**Exercise goal**
Retype every line of the data below word for word, omitting the pictures.

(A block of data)
* * * * * * *

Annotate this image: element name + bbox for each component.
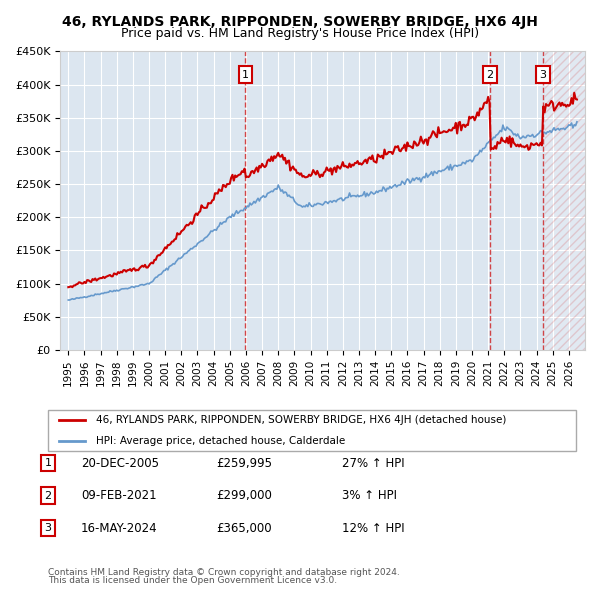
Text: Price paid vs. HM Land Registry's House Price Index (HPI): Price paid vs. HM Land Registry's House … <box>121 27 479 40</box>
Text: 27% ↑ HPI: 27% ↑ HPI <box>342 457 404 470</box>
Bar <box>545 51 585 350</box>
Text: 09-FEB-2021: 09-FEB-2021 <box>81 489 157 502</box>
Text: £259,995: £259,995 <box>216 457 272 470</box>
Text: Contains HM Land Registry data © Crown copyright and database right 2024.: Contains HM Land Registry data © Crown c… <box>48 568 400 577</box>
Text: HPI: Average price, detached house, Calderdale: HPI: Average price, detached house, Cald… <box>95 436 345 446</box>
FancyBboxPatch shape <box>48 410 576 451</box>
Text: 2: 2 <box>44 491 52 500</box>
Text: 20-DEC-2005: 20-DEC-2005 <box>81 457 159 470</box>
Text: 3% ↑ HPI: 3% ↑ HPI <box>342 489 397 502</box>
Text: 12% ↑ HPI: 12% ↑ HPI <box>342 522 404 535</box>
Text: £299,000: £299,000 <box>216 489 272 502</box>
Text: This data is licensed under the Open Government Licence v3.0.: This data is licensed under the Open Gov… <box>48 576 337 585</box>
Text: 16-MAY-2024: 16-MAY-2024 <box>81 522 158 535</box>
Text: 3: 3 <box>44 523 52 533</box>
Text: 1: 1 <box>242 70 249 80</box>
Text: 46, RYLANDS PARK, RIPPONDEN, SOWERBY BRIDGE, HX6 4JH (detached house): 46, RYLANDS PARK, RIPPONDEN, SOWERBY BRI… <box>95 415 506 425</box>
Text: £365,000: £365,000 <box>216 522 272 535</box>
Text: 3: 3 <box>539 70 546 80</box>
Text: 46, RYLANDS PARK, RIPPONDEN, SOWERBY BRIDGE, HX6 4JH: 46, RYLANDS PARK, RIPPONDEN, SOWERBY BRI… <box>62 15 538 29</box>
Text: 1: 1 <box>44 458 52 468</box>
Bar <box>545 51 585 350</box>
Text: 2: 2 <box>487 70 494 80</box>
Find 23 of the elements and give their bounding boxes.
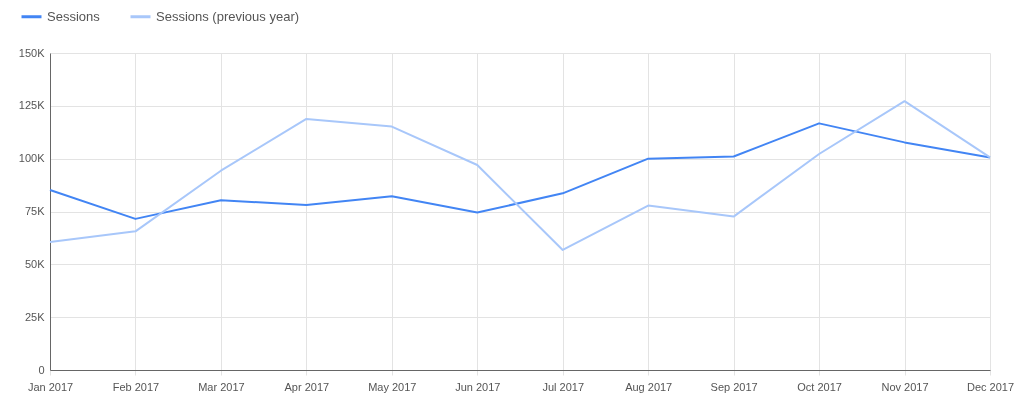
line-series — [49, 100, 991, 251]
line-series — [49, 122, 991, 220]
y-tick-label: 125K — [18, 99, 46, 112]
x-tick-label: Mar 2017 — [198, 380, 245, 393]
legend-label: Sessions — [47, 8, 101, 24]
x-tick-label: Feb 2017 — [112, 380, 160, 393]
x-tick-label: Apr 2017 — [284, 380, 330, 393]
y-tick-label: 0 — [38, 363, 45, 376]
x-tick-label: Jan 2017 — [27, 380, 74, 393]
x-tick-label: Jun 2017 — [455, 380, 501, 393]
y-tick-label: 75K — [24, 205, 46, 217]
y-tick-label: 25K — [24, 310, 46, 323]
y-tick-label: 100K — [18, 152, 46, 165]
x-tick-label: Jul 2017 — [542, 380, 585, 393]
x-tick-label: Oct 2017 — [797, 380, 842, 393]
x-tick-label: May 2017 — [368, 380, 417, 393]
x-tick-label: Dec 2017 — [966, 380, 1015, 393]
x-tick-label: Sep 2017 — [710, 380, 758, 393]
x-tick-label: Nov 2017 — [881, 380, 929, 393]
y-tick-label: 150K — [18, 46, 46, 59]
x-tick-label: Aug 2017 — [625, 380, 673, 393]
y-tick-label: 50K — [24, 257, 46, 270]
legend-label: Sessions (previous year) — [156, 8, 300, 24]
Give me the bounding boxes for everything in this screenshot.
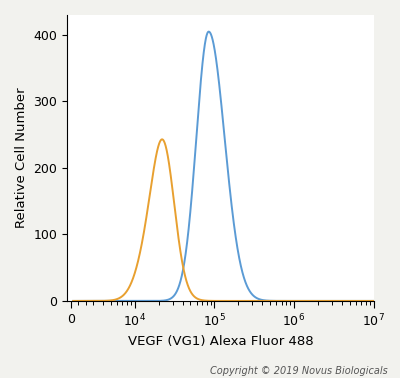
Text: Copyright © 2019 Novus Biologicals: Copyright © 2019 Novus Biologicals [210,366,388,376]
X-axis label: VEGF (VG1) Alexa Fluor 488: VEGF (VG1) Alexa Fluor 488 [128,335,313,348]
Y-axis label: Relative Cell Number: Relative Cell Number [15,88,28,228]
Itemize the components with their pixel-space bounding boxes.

* * * * * * *

**Result of this task**
Annotate this image: element name + bbox for each component.
Text: Price paid vs. HM Land Registry's House Price Index (HPI): Price paid vs. HM Land Registry's House … <box>121 27 479 40</box>
Text: 27% ↑ HPI: 27% ↑ HPI <box>342 457 404 470</box>
Bar <box>545 51 585 350</box>
Text: 09-FEB-2021: 09-FEB-2021 <box>81 489 157 502</box>
Text: £259,995: £259,995 <box>216 457 272 470</box>
Text: Contains HM Land Registry data © Crown copyright and database right 2024.: Contains HM Land Registry data © Crown c… <box>48 568 400 577</box>
Text: HPI: Average price, detached house, Calderdale: HPI: Average price, detached house, Cald… <box>95 436 345 446</box>
FancyBboxPatch shape <box>48 410 576 451</box>
Text: 2: 2 <box>44 491 52 500</box>
Text: 20-DEC-2005: 20-DEC-2005 <box>81 457 159 470</box>
Text: 3% ↑ HPI: 3% ↑ HPI <box>342 489 397 502</box>
Text: 12% ↑ HPI: 12% ↑ HPI <box>342 522 404 535</box>
Text: £299,000: £299,000 <box>216 489 272 502</box>
Text: This data is licensed under the Open Government Licence v3.0.: This data is licensed under the Open Gov… <box>48 576 337 585</box>
Text: 16-MAY-2024: 16-MAY-2024 <box>81 522 158 535</box>
Text: 3: 3 <box>44 523 52 533</box>
Text: 1: 1 <box>242 70 249 80</box>
Text: 46, RYLANDS PARK, RIPPONDEN, SOWERBY BRIDGE, HX6 4JH (detached house): 46, RYLANDS PARK, RIPPONDEN, SOWERBY BRI… <box>95 415 506 425</box>
Text: £365,000: £365,000 <box>216 522 272 535</box>
Text: 3: 3 <box>539 70 546 80</box>
Text: 46, RYLANDS PARK, RIPPONDEN, SOWERBY BRIDGE, HX6 4JH: 46, RYLANDS PARK, RIPPONDEN, SOWERBY BRI… <box>62 15 538 29</box>
Text: 1: 1 <box>44 458 52 468</box>
Bar <box>545 51 585 350</box>
Text: 2: 2 <box>487 70 494 80</box>
Find 23 of the elements and give their bounding boxes.
line-series — [49, 100, 991, 251]
line-series — [49, 122, 991, 220]
y-tick-label: 125K — [18, 99, 46, 112]
x-tick-label: Mar 2017 — [198, 380, 245, 393]
legend-label: Sessions — [47, 8, 101, 24]
x-tick-label: Feb 2017 — [112, 380, 160, 393]
x-tick-label: Apr 2017 — [284, 380, 330, 393]
y-tick-label: 0 — [38, 363, 45, 376]
x-tick-label: Jan 2017 — [27, 380, 74, 393]
x-tick-label: Jun 2017 — [455, 380, 501, 393]
y-tick-label: 75K — [24, 205, 46, 217]
y-tick-label: 25K — [24, 310, 46, 323]
y-tick-label: 100K — [18, 152, 46, 165]
x-tick-label: Jul 2017 — [542, 380, 585, 393]
x-tick-label: Oct 2017 — [797, 380, 842, 393]
x-tick-label: May 2017 — [368, 380, 417, 393]
x-tick-label: Dec 2017 — [966, 380, 1015, 393]
x-tick-label: Sep 2017 — [710, 380, 758, 393]
x-tick-label: Nov 2017 — [881, 380, 929, 393]
y-tick-label: 150K — [18, 46, 46, 59]
x-tick-label: Aug 2017 — [625, 380, 673, 393]
y-tick-label: 50K — [24, 257, 46, 270]
legend-label: Sessions (previous year) — [156, 8, 300, 24]
Give me the bounding boxes for everything in this screenshot.
Text: Copyright © 2019 Novus Biologicals: Copyright © 2019 Novus Biologicals [210,366,388,376]
X-axis label: VEGF (VG1) Alexa Fluor 488: VEGF (VG1) Alexa Fluor 488 [128,335,313,348]
Y-axis label: Relative Cell Number: Relative Cell Number [15,88,28,228]
Itemize the components with their pixel-space bounding boxes.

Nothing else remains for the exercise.